**Okuma Parçası:**
Yoksul bir adam olan babası, onun okuldan ayrılmasına hiçbir tepki göstermemiş, tersine eğitim giderlerinden kurtulduğu için gizli bir sevinç duymuştu. Ama annesi öyle düşünmüyordu. Ona göre herkesin "aptal" sandığı bu çocuk, ileride büyük bir adam olacaktı. Bunu yalnızca sezinlemekle kalmamış, buna bütün kalbi ile inanmıştı...

Sonsuz bir öğrenme tutkusu olan Edison, daha beş yaşında iken kümese girmiş ve kuluçkadaki tavuğu kaldırarak yerine kendi yatmıştı. Çünkü o, yumurtadan belirli bir süre değişmeyen ısı altında civciv çıktığını kavramıştı. Anlamak istediği, insan vücudunun ısısının da aynı işlevi görüp göremeyeceği idi...

İlk derslerini annesinden aldı Edison... Okuma yazma ve matematik... Daha sonraları annesinin armağan ettiği kitapları bir solukta okuyup yenilerini istedi. Bir yandan da laboratuvar biçimine dönüştürdüğü bodrumda bıkıp usanmadan deneyler yaptı. Ancak yeni kitaplar almak ve deney yapmak için daha çok paraya gereksinimi vardı. İşte bu zorunluluk, çocuk yaştaki Edison'u çalışma yaşamına itmişti. Gezgin satıcılıkla başladı işe... Trenlerde fındık, fıstık, meyve ve gazete satarak hem yoksul ailesine yardım ediyor hem de yeni kitaplar alarak bunları gece gündüz okuyordu.

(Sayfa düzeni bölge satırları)
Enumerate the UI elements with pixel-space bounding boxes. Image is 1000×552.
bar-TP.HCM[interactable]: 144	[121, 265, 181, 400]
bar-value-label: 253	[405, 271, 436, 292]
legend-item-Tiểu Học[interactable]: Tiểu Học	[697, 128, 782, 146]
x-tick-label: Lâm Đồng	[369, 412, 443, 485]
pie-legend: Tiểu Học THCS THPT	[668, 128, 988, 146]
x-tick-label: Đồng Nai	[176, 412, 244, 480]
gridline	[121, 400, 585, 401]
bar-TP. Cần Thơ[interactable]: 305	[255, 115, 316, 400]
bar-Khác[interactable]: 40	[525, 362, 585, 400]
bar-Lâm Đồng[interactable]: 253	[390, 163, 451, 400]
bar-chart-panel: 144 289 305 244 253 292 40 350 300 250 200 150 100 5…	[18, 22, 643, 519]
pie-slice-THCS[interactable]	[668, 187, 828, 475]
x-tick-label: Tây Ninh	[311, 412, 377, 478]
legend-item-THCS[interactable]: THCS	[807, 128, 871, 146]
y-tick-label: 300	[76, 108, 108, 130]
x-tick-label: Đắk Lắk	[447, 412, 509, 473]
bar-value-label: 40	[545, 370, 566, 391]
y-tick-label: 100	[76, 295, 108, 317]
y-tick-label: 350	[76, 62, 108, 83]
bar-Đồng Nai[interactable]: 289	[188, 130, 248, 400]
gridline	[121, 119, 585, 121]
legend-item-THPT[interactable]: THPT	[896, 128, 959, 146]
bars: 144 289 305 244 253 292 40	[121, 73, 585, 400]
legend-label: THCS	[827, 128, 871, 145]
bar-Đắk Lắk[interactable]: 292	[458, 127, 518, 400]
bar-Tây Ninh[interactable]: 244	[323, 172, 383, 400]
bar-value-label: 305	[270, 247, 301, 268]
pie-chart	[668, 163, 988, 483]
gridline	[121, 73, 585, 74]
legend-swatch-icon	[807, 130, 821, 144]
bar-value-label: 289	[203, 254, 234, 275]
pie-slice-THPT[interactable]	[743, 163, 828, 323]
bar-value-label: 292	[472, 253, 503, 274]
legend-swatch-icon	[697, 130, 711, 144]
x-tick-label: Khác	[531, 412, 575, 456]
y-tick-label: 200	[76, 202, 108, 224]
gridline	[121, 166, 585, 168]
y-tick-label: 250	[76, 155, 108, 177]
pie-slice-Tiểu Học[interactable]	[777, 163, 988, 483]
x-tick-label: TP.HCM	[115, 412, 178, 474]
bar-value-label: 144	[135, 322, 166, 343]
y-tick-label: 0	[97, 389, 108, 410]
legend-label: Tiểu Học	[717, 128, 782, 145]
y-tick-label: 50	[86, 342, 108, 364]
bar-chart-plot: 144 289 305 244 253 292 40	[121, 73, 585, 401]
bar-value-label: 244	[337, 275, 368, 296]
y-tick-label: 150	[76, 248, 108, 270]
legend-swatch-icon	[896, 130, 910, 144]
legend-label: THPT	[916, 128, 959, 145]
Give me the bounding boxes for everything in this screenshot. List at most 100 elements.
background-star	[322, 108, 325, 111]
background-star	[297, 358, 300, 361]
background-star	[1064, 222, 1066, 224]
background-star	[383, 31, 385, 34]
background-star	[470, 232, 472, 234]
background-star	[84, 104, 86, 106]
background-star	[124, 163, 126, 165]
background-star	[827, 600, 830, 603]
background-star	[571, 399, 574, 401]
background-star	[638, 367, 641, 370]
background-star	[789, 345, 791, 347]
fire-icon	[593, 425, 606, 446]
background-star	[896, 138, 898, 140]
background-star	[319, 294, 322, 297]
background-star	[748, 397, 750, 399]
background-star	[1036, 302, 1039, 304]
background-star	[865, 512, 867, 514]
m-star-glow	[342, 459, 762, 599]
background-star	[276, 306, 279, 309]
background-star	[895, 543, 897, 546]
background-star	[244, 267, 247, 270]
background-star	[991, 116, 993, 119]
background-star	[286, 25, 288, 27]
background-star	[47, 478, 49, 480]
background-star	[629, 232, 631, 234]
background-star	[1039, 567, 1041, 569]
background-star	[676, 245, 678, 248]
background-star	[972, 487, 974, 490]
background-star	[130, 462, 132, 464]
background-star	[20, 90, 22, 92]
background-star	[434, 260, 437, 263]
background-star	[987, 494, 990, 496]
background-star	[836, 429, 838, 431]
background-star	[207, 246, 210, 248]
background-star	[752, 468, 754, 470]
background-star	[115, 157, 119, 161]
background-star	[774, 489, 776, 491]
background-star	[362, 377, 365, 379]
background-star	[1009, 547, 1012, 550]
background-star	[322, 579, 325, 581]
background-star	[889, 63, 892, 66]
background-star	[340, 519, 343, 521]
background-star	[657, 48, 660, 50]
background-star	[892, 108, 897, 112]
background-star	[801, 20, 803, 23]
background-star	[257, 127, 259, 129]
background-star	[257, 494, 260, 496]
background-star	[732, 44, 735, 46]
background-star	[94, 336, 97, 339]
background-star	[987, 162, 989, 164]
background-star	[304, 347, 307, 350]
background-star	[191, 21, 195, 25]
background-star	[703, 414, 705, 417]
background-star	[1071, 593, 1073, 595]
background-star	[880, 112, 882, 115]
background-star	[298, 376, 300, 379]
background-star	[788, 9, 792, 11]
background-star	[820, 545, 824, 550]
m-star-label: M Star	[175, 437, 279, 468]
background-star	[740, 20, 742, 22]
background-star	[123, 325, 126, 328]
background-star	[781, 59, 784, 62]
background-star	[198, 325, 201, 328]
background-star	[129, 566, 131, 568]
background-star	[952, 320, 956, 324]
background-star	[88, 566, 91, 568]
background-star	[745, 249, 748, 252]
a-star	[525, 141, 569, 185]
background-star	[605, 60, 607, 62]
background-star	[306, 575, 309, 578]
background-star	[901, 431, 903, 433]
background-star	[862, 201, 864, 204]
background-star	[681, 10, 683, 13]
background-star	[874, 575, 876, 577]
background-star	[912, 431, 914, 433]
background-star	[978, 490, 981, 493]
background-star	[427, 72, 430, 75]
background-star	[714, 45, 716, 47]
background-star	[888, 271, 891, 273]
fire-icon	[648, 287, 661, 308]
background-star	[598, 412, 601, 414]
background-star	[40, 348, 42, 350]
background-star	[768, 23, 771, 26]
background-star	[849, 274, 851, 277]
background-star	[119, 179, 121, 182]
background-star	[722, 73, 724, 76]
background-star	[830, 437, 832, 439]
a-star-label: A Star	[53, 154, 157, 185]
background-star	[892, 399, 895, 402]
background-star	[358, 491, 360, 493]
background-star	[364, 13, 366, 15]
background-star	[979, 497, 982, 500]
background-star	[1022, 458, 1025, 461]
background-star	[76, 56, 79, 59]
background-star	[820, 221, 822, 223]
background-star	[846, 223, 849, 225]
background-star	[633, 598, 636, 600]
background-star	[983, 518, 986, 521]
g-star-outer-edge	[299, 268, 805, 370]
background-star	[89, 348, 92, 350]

**Alıştırma Yönergeleri:**
1. Edison'un çocukluğunu anlatan metne göre Edison'un trenlerde sattığı şeylerin hepsini sıralayın.
2. Edison'un çocukluğunu anlatan metindeki "Çünkü o, yumurtadan belirli bir süre değişmeyen ısı altında civciv çıktığını kavramıştı." cümlesini İngilizceye çevirin.
3. Edison'un çocukluğunu anlatan metni, son cümlesinin ardından gelecek biçimde sürdürün.

**Alıştırma Sonuçları:**
1. fındık, fıstık, meyve, gazete

2. Because he had grasped that a chick hatches from an egg kept under unchanging heat for a certain period of time.

3.
Bu arada Edison, o yıllarda yeni yeni yaygınlaşmaya başlayan telgraf aygıtını ve işleyiş biçimini yakından izledi ve kendisi de bir telgraf yaparak çalıştırdı. Henüz on iki yaşında iken elde ettiği bu başarı, annesini haklı çıkaran ilk adım olmuştur.

Edison, bir gün gazete çıkarmaya karar verdi ve bu amaçla hurdacıda gördüğü eski bir baskı makinesini satın alarak kolları sıvadı. Kısıtlı olanaklar yüzünden bu yeni işinde pek başarılı olamadı ise de çalışma hırsı ve azmi, çevresindekilerin dikkatini daha çok çekti.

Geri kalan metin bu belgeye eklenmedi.